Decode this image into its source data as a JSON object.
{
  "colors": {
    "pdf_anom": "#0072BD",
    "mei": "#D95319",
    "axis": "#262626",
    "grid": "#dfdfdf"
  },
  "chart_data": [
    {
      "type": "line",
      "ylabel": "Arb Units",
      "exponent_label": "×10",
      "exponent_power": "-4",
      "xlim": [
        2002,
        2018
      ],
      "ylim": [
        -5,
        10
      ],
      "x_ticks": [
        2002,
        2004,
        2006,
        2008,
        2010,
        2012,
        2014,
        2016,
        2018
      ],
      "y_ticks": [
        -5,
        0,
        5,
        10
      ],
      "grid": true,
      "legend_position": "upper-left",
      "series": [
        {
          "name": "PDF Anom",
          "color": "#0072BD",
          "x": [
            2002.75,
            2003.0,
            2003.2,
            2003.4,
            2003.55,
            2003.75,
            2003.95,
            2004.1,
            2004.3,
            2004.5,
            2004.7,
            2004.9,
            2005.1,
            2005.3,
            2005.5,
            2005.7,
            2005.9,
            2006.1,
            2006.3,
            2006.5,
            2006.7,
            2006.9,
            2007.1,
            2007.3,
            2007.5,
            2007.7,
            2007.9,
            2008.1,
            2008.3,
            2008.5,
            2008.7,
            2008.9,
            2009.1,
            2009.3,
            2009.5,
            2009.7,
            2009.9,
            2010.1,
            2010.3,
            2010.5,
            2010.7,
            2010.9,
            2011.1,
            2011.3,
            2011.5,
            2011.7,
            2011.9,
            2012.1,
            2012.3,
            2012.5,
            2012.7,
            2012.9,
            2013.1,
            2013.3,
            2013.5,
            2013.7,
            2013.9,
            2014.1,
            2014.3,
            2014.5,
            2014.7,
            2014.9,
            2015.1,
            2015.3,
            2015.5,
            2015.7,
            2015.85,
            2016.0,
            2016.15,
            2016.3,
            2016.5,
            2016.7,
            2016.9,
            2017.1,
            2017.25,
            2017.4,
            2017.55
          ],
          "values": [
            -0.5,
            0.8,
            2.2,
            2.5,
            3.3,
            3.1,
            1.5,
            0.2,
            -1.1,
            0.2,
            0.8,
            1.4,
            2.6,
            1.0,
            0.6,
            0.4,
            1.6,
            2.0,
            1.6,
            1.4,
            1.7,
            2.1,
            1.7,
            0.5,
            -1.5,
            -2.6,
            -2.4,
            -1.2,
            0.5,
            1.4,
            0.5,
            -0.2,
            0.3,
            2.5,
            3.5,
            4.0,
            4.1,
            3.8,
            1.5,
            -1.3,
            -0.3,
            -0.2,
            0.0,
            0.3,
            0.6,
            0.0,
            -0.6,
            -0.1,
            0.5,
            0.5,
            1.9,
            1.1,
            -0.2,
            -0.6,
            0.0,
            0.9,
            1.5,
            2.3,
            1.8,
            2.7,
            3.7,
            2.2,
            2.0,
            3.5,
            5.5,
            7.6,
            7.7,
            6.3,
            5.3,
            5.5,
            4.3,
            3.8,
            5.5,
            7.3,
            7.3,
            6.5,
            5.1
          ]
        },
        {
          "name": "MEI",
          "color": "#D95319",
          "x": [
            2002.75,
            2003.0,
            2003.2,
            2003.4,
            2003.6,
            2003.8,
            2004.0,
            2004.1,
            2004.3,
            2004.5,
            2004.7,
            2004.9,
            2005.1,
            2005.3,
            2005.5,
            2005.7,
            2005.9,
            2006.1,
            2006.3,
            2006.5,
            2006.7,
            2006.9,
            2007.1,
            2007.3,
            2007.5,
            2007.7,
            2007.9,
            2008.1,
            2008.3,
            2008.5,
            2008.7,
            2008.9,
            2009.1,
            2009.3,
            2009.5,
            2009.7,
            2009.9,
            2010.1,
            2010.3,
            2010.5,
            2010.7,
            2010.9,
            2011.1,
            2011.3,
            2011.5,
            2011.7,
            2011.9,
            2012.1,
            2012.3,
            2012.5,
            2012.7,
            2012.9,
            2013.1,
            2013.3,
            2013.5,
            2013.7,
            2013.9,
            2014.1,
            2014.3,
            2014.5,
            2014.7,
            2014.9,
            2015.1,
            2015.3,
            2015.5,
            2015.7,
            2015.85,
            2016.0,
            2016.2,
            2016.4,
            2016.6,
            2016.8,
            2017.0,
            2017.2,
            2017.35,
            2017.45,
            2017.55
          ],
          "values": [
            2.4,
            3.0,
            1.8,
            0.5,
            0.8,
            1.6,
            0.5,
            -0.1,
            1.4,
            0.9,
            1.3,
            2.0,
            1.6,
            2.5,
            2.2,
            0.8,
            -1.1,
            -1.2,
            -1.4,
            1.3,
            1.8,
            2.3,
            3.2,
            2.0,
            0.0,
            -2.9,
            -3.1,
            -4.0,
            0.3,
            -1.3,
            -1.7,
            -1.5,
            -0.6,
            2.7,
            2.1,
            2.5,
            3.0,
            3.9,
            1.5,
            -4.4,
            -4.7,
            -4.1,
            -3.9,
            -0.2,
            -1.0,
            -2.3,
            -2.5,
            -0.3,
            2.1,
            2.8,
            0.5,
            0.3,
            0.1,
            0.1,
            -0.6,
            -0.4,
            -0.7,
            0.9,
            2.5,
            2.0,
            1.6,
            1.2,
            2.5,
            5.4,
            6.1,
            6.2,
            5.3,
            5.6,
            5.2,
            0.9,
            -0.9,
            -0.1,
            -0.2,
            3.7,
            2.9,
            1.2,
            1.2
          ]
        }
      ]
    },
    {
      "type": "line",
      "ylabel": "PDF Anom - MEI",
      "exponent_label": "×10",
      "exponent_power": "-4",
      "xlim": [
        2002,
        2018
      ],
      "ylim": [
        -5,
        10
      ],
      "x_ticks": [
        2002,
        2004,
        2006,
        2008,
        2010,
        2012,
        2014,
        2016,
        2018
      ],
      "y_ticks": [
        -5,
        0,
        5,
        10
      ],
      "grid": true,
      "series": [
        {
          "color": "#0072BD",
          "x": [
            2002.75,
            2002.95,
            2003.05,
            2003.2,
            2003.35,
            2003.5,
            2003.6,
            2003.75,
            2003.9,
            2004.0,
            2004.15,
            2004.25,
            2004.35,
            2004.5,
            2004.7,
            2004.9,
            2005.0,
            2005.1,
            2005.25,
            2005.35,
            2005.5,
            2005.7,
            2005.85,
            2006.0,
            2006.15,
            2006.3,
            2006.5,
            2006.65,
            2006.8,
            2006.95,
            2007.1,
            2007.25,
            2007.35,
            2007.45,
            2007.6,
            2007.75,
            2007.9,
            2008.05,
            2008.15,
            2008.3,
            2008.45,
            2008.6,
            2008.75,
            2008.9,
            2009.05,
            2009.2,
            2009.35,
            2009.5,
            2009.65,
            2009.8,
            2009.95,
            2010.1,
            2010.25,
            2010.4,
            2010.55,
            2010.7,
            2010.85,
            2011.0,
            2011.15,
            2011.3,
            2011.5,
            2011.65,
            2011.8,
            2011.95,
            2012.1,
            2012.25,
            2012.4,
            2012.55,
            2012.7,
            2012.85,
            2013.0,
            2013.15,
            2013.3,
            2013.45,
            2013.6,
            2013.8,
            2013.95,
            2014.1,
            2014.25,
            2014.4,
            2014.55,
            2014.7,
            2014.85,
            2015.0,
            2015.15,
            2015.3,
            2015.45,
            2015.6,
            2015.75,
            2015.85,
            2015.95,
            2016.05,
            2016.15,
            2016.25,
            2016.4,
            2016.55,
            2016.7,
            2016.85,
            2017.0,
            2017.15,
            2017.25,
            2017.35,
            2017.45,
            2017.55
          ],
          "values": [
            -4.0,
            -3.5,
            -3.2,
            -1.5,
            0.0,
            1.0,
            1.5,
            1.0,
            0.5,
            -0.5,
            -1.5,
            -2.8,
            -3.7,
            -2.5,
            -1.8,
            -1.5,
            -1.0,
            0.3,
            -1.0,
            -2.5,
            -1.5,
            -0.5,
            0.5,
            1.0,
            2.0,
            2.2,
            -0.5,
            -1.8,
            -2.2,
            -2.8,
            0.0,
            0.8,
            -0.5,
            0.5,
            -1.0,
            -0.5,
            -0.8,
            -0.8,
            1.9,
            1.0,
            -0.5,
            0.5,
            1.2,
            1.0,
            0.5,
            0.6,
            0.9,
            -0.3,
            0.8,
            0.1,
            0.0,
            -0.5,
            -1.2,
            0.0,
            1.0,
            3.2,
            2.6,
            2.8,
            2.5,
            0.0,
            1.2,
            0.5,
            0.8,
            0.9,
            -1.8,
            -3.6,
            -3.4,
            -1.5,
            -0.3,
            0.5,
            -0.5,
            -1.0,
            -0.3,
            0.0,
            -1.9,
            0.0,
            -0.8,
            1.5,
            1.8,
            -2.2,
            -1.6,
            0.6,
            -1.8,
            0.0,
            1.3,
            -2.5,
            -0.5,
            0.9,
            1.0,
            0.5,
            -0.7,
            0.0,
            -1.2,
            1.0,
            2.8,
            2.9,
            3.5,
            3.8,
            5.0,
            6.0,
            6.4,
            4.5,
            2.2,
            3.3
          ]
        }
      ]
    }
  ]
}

* * *

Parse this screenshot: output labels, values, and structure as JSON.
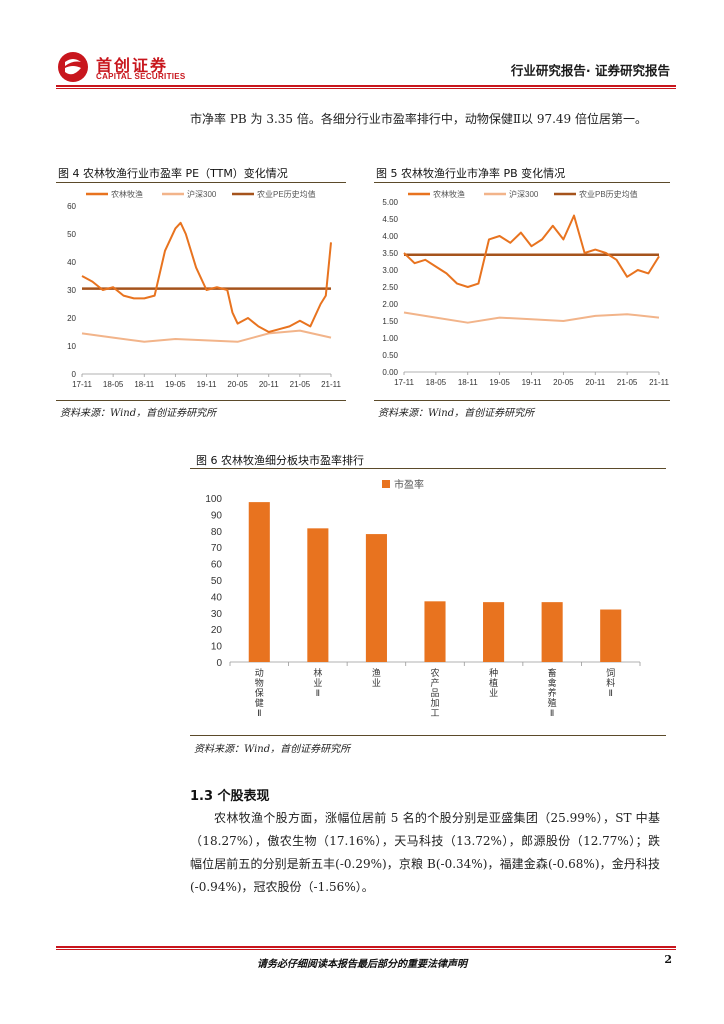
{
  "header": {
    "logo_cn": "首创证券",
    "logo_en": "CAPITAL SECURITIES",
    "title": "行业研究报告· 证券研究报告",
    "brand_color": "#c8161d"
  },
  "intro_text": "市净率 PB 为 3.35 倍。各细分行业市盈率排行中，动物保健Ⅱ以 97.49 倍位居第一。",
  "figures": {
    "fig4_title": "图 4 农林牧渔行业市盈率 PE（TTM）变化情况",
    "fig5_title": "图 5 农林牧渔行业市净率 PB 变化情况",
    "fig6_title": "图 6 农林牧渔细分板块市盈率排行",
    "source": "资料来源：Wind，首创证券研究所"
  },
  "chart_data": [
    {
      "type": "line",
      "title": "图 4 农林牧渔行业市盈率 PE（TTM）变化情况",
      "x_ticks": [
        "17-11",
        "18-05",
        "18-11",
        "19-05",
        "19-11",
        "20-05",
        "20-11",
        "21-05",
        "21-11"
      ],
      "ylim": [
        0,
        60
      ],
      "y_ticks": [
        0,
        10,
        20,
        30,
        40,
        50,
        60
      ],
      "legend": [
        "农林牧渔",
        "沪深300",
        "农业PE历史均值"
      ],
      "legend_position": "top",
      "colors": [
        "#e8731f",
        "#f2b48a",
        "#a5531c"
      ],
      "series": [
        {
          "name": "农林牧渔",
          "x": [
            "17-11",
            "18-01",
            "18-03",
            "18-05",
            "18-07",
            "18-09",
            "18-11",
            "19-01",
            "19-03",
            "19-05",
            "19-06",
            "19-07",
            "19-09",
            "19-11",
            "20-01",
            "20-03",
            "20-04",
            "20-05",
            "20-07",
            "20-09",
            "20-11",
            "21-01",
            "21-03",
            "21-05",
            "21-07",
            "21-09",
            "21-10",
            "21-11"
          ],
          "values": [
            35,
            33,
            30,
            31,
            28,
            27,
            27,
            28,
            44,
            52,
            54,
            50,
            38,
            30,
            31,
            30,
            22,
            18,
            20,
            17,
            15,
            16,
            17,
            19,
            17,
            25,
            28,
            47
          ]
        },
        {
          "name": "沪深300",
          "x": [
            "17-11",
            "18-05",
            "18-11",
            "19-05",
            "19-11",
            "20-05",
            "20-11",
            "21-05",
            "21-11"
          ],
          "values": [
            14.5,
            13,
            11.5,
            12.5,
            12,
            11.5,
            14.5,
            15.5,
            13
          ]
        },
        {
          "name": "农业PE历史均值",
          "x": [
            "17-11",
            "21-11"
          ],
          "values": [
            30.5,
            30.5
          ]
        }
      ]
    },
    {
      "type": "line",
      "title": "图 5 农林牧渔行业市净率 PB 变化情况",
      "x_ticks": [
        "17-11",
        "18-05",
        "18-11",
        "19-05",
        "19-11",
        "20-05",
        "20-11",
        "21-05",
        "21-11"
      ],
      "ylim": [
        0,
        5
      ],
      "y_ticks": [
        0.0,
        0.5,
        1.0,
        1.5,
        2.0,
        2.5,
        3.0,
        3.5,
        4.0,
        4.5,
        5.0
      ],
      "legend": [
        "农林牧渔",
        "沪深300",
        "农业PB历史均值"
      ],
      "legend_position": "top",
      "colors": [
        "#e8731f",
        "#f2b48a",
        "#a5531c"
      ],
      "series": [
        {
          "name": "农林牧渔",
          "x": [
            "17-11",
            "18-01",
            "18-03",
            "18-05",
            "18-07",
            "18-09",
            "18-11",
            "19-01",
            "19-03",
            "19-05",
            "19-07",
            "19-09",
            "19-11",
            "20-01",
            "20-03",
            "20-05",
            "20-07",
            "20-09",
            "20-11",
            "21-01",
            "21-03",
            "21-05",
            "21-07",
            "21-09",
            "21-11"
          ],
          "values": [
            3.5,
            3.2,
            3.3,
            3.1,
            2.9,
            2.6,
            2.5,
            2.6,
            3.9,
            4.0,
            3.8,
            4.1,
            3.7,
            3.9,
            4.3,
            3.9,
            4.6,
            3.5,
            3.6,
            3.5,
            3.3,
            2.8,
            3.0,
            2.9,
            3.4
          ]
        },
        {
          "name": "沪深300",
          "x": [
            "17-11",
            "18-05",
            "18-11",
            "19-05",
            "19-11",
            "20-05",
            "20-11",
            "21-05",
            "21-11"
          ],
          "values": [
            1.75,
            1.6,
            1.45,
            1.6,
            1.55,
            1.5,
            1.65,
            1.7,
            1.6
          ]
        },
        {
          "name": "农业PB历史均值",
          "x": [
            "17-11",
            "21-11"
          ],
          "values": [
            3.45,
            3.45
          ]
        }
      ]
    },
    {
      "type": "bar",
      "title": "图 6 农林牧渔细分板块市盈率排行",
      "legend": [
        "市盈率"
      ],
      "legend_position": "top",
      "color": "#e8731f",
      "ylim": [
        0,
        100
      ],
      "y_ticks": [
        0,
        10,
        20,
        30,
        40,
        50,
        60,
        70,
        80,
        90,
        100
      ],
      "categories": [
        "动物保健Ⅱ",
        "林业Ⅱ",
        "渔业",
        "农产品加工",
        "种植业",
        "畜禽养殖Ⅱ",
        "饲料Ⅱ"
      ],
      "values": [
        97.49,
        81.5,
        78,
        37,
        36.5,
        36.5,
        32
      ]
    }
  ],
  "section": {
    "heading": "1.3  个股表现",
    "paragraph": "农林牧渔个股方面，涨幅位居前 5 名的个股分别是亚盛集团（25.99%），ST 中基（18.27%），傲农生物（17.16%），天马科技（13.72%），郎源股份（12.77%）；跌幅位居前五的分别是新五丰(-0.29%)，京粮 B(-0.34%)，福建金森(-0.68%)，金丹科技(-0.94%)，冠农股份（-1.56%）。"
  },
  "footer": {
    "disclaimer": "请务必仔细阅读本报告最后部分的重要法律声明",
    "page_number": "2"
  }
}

#### Problem:
Of the lines in the data, how many contain the word "name"? Provide the number and nothing further.

#### Task solution:
8